Task instructions: Print the rows verbatim, beginning at the start of the rows and continuing through the line containing "y-tick-label: 0.6 [8, 157, 32, 176]", with both ends included.

(Layout element annotations)
########

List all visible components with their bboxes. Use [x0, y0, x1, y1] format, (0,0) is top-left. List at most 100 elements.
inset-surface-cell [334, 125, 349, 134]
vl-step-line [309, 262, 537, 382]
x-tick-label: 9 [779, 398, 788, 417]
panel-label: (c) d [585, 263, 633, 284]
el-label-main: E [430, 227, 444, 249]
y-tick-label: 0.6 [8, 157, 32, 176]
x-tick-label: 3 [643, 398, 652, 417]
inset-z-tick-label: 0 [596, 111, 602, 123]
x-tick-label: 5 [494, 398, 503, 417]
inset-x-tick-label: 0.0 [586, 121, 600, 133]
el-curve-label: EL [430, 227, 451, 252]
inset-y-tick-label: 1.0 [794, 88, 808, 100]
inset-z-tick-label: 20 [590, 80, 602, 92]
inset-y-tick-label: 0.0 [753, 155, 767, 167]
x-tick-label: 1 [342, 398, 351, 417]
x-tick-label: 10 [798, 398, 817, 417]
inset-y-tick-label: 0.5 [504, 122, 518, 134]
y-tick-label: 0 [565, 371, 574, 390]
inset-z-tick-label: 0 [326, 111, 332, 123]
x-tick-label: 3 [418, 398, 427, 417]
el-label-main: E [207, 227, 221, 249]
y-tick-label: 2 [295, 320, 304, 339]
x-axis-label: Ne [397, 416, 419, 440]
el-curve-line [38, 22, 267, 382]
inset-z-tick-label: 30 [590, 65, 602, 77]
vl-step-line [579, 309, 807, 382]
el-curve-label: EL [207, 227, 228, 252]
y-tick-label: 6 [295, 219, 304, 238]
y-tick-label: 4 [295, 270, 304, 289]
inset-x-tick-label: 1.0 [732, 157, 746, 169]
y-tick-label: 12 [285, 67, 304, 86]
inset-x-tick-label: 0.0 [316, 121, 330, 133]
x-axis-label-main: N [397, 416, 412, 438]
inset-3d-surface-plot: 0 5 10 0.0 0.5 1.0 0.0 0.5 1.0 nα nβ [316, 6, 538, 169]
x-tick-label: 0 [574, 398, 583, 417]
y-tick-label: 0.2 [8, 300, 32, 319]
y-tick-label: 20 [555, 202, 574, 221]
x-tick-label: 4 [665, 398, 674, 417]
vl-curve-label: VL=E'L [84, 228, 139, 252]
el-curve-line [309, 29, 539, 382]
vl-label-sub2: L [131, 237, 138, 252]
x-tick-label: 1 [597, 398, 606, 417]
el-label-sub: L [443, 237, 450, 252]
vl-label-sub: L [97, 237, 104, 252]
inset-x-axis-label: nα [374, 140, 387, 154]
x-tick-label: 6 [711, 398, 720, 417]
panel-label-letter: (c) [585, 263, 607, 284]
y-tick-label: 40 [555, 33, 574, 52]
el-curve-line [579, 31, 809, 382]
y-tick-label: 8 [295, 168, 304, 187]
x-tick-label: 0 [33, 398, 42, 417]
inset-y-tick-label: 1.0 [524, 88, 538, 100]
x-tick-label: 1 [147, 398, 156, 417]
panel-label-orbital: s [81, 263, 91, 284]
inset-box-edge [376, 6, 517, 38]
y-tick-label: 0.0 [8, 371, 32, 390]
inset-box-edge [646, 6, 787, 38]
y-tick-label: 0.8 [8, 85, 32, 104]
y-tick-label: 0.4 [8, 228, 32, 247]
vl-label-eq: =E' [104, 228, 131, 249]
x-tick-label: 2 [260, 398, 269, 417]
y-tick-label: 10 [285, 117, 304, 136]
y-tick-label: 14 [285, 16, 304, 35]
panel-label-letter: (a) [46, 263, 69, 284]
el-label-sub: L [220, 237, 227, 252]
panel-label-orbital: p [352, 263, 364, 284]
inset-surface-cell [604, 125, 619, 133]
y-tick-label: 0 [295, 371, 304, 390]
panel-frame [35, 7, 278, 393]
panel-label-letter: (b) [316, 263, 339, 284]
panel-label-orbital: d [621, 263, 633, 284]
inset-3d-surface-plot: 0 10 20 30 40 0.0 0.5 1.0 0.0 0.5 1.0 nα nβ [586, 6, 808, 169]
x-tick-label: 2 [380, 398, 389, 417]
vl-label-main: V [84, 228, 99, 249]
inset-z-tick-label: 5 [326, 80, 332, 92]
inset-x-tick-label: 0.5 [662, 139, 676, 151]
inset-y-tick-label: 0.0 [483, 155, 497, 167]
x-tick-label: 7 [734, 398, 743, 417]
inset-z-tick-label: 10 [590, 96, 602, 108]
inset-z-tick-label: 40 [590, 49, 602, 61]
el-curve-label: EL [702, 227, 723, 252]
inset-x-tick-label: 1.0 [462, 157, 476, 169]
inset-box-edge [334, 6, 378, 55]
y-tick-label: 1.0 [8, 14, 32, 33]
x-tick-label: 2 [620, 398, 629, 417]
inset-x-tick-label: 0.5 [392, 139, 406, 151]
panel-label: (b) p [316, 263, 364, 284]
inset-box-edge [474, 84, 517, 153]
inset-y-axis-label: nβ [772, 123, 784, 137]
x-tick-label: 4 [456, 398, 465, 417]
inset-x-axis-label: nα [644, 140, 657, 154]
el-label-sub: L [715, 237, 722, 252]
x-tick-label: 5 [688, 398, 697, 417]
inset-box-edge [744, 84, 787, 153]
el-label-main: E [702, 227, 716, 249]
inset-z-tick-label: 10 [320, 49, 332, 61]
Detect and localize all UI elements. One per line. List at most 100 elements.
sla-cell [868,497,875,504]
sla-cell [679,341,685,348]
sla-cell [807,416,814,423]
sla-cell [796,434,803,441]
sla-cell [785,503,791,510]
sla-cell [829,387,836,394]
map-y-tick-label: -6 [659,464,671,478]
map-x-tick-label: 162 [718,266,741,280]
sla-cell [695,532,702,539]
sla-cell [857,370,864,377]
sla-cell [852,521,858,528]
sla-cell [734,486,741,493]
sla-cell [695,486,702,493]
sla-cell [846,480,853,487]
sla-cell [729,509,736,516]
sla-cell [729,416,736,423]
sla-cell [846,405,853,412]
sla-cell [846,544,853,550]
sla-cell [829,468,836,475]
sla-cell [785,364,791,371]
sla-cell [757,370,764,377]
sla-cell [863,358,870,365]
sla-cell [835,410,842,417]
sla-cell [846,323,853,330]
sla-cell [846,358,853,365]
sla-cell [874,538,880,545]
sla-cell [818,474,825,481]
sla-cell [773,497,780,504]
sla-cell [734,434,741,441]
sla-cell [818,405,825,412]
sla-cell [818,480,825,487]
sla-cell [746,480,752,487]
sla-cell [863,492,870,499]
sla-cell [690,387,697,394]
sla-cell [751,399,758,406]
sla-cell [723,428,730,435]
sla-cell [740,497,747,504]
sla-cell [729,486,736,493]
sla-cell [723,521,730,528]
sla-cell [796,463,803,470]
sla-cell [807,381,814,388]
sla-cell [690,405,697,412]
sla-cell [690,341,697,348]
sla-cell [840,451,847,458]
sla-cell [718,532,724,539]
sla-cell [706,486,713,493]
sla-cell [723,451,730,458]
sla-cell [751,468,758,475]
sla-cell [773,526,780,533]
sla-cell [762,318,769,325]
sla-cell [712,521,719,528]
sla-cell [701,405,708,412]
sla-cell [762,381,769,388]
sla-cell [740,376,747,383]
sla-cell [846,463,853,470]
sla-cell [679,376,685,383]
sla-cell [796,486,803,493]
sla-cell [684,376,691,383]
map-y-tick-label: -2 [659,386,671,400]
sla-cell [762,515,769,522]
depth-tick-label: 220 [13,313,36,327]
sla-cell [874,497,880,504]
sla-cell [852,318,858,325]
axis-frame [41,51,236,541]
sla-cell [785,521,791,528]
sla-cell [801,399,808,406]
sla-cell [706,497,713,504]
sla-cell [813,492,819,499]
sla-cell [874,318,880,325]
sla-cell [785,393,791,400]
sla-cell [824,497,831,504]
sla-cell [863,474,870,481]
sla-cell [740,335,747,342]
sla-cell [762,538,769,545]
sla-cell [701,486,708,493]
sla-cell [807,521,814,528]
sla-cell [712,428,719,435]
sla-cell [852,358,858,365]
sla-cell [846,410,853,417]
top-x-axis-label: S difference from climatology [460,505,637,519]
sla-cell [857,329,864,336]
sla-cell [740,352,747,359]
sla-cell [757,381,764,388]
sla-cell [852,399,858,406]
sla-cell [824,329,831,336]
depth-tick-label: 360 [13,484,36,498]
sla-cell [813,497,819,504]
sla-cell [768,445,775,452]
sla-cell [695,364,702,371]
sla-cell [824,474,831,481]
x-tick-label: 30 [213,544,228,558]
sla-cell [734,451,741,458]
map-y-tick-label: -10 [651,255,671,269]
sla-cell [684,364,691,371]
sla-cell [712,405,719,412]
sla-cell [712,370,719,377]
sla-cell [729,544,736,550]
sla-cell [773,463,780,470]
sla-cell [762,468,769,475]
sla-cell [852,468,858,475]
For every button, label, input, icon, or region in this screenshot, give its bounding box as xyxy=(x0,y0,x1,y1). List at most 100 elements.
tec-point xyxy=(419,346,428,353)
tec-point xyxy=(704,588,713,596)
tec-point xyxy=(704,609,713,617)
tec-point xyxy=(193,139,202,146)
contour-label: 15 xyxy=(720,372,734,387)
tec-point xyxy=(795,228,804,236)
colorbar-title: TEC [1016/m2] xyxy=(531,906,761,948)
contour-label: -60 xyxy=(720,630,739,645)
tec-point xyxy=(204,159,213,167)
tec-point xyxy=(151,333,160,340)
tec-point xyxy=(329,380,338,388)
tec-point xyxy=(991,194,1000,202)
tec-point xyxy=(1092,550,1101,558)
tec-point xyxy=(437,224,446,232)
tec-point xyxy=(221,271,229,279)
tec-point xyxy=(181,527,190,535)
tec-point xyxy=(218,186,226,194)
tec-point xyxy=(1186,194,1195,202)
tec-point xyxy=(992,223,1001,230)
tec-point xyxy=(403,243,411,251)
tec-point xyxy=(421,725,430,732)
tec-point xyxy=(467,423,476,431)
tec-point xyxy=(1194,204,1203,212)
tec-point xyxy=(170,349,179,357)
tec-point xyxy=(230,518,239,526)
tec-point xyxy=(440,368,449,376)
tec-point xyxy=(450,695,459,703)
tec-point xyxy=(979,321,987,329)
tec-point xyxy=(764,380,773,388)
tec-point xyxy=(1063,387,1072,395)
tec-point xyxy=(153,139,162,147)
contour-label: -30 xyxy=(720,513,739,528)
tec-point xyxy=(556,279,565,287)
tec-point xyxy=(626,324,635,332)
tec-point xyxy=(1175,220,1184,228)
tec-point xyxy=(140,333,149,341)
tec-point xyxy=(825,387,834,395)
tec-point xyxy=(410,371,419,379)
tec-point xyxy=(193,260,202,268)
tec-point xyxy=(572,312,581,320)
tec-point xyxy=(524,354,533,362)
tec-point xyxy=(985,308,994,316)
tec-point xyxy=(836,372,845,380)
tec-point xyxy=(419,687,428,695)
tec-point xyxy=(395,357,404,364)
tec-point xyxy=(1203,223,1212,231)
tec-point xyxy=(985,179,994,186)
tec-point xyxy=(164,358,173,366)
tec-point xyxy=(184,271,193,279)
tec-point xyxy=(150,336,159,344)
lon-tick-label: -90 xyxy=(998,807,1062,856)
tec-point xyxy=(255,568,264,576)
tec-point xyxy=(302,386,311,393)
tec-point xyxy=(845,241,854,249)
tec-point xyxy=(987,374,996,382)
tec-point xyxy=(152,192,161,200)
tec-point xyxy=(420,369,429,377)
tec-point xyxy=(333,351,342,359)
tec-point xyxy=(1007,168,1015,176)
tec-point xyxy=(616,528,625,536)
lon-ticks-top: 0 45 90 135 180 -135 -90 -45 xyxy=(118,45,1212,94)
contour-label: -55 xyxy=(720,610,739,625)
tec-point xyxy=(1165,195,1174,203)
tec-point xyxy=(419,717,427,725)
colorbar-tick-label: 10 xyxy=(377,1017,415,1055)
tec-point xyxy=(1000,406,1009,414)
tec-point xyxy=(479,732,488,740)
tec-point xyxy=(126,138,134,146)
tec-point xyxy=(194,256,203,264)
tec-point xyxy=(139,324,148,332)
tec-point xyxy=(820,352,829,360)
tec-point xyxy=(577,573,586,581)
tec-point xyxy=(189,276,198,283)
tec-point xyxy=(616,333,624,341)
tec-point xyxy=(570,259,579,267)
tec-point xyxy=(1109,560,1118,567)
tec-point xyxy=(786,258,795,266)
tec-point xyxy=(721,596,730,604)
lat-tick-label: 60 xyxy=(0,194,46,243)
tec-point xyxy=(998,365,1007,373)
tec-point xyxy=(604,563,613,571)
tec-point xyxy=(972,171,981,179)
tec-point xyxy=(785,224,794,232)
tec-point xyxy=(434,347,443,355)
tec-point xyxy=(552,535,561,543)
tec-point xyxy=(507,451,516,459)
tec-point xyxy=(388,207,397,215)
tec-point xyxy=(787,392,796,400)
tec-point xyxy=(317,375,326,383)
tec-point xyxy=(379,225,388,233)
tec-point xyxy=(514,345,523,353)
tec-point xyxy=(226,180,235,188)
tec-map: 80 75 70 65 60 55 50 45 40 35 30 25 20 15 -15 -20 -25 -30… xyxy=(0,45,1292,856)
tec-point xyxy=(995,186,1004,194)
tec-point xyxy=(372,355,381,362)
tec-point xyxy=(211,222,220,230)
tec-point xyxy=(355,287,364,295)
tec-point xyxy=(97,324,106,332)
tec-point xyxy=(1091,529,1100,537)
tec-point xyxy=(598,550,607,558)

########

Response to the task:
List all visible components with their bboxes. Use [x0, y0, x1, y1] format, (0,0) is top-left. List at most 100 elements.
inset-surface-cell [334, 125, 349, 134]
vl-step-line [309, 262, 537, 382]
x-tick-label: 9 [779, 398, 788, 417]
panel-label: (c) d [585, 263, 633, 284]
el-label-main: E [430, 227, 444, 249]
y-tick-label: 0.6 [8, 157, 32, 176]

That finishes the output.